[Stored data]
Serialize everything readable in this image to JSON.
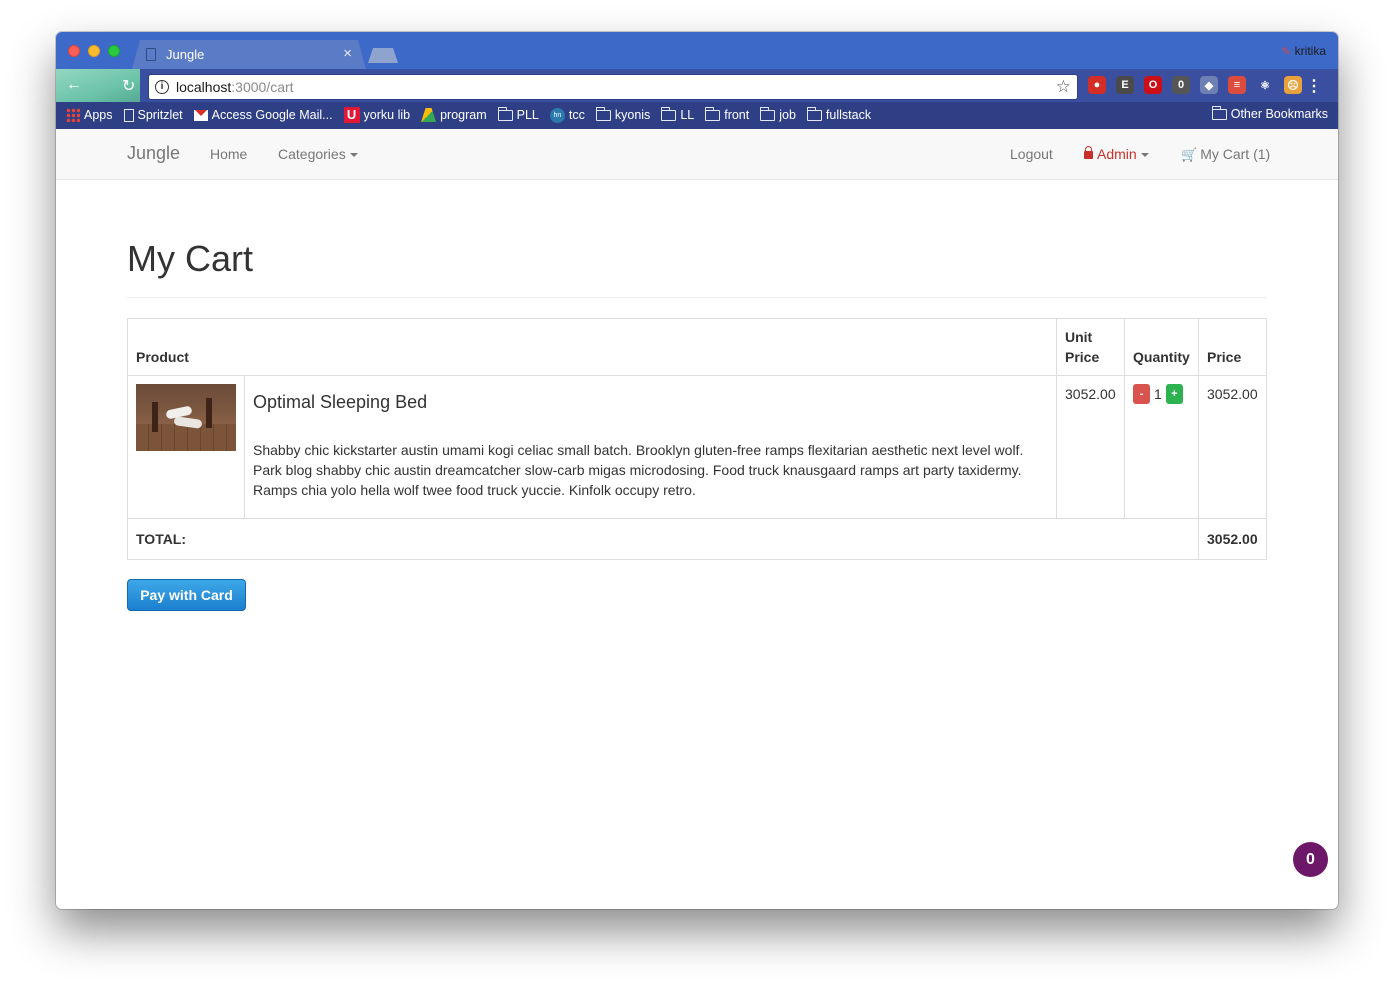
{
  "browser": {
    "tab_title": "Jungle",
    "tab_close": "×",
    "profile_name": "kritika",
    "url_host": "localhost",
    "url_path": ":3000/cart",
    "info_icon": "i",
    "star_icon": "☆",
    "menu_icon": "⋮",
    "back_icon": "←",
    "reload_icon": "↻",
    "extensions": [
      {
        "name": "lastpass-icon",
        "color": "#d32d27",
        "glyph": "●"
      },
      {
        "name": "evernote-icon",
        "color": "#4a4a4a",
        "glyph": "E"
      },
      {
        "name": "opera-icon",
        "color": "#cc0f16",
        "glyph": "O"
      },
      {
        "name": "extension-badge-icon",
        "color": "#555555",
        "glyph": "0"
      },
      {
        "name": "dropbox-icon",
        "color": "#6e7fb3",
        "glyph": "◆"
      },
      {
        "name": "todoist-icon",
        "color": "#db4c3f",
        "glyph": "≡"
      },
      {
        "name": "react-icon",
        "color": "#3b4fa0",
        "glyph": "⚛"
      },
      {
        "name": "face-icon",
        "color": "#e9a23b",
        "glyph": "☹"
      }
    ]
  },
  "bookmarks": {
    "items": [
      {
        "label": "Apps",
        "icon": "apps"
      },
      {
        "label": "Spritzlet",
        "icon": "page"
      },
      {
        "label": "Access Google Mail...",
        "icon": "gmail"
      },
      {
        "label": "yorku lib",
        "icon": "york"
      },
      {
        "label": "program",
        "icon": "drive"
      },
      {
        "label": "PLL",
        "icon": "folder"
      },
      {
        "label": "tcc",
        "icon": "hn"
      },
      {
        "label": "kyonis",
        "icon": "folder"
      },
      {
        "label": "LL",
        "icon": "folder"
      },
      {
        "label": "front",
        "icon": "folder"
      },
      {
        "label": "job",
        "icon": "folder"
      },
      {
        "label": "fullstack",
        "icon": "folder"
      }
    ],
    "other": "Other Bookmarks",
    "york_glyph": "U",
    "hn_glyph": "hn"
  },
  "navbar": {
    "brand": "Jungle",
    "home": "Home",
    "categories": "Categories",
    "logout": "Logout",
    "admin": "Admin",
    "cart": "My Cart (1)",
    "cart_icon": "🛒"
  },
  "page": {
    "title": "My Cart",
    "table": {
      "headers": {
        "product": "Product",
        "unit_price": "Unit Price",
        "quantity": "Quantity",
        "price": "Price"
      },
      "rows": [
        {
          "name": "Optimal Sleeping Bed",
          "description": "Shabby chic kickstarter austin umami kogi celiac small batch. Brooklyn gluten-free ramps flexitarian aesthetic next level wolf. Park blog shabby chic austin dreamcatcher slow-carb migas microdosing. Food truck knausgaard ramps art party taxidermy. Ramps chia yolo hella wolf twee food truck yuccie. Kinfolk occupy retro.",
          "unit_price": "3052.00",
          "quantity": "1",
          "price": "3052.00"
        }
      ],
      "minus": "-",
      "plus": "+",
      "total_label": "TOTAL:",
      "total_value": "3052.00"
    },
    "pay_button": "Pay with Card"
  },
  "widget": {
    "count": "0"
  }
}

DO THIS: Reproduce the entries exactly. Do not carry over any picture.

RESPONSE BELOW:
Serialize everything readable in this image to JSON.
{
  "browser": {
    "tab_title": "Jungle",
    "tab_close": "×",
    "profile_name": "kritika",
    "url_host": "localhost",
    "url_path": ":3000/cart",
    "info_icon": "i",
    "star_icon": "☆",
    "menu_icon": "⋮",
    "back_icon": "←",
    "reload_icon": "↻",
    "extensions": [
      {
        "name": "lastpass-icon",
        "color": "#d32d27",
        "glyph": "●"
      },
      {
        "name": "evernote-icon",
        "color": "#4a4a4a",
        "glyph": "E"
      },
      {
        "name": "opera-icon",
        "color": "#cc0f16",
        "glyph": "O"
      },
      {
        "name": "extension-badge-icon",
        "color": "#555555",
        "glyph": "0"
      },
      {
        "name": "dropbox-icon",
        "color": "#6e7fb3",
        "glyph": "◆"
      },
      {
        "name": "todoist-icon",
        "color": "#db4c3f",
        "glyph": "≡"
      },
      {
        "name": "react-icon",
        "color": "#3b4fa0",
        "glyph": "⚛"
      },
      {
        "name": "face-icon",
        "color": "#e9a23b",
        "glyph": "☹"
      }
    ]
  },
  "bookmarks": {
    "items": [
      {
        "label": "Apps",
        "icon": "apps"
      },
      {
        "label": "Spritzlet",
        "icon": "page"
      },
      {
        "label": "Access Google Mail...",
        "icon": "gmail"
      },
      {
        "label": "yorku lib",
        "icon": "york"
      },
      {
        "label": "program",
        "icon": "drive"
      },
      {
        "label": "PLL",
        "icon": "folder"
      },
      {
        "label": "tcc",
        "icon": "hn"
      },
      {
        "label": "kyonis",
        "icon": "folder"
      },
      {
        "label": "LL",
        "icon": "folder"
      },
      {
        "label": "front",
        "icon": "folder"
      },
      {
        "label": "job",
        "icon": "folder"
      },
      {
        "label": "fullstack",
        "icon": "folder"
      }
    ],
    "other": "Other Bookmarks",
    "york_glyph": "U",
    "hn_glyph": "hn"
  },
  "navbar": {
    "brand": "Jungle",
    "home": "Home",
    "categories": "Categories",
    "logout": "Logout",
    "admin": "Admin",
    "cart": "My Cart (1)",
    "cart_icon": "🛒"
  },
  "page": {
    "title": "My Cart",
    "table": {
      "headers": {
        "product": "Product",
        "unit_price": "Unit Price",
        "quantity": "Quantity",
        "price": "Price"
      },
      "rows": [
        {
          "name": "Optimal Sleeping Bed",
          "description": "Shabby chic kickstarter austin umami kogi celiac small batch. Brooklyn gluten-free ramps flexitarian aesthetic next level wolf. Park blog shabby chic austin dreamcatcher slow-carb migas microdosing. Food truck knausgaard ramps art party taxidermy. Ramps chia yolo hella wolf twee food truck yuccie. Kinfolk occupy retro.",
          "unit_price": "3052.00",
          "quantity": "1",
          "price": "3052.00"
        }
      ],
      "minus": "-",
      "plus": "+",
      "total_label": "TOTAL:",
      "total_value": "3052.00"
    },
    "pay_button": "Pay with Card"
  },
  "widget": {
    "count": "0"
  }
}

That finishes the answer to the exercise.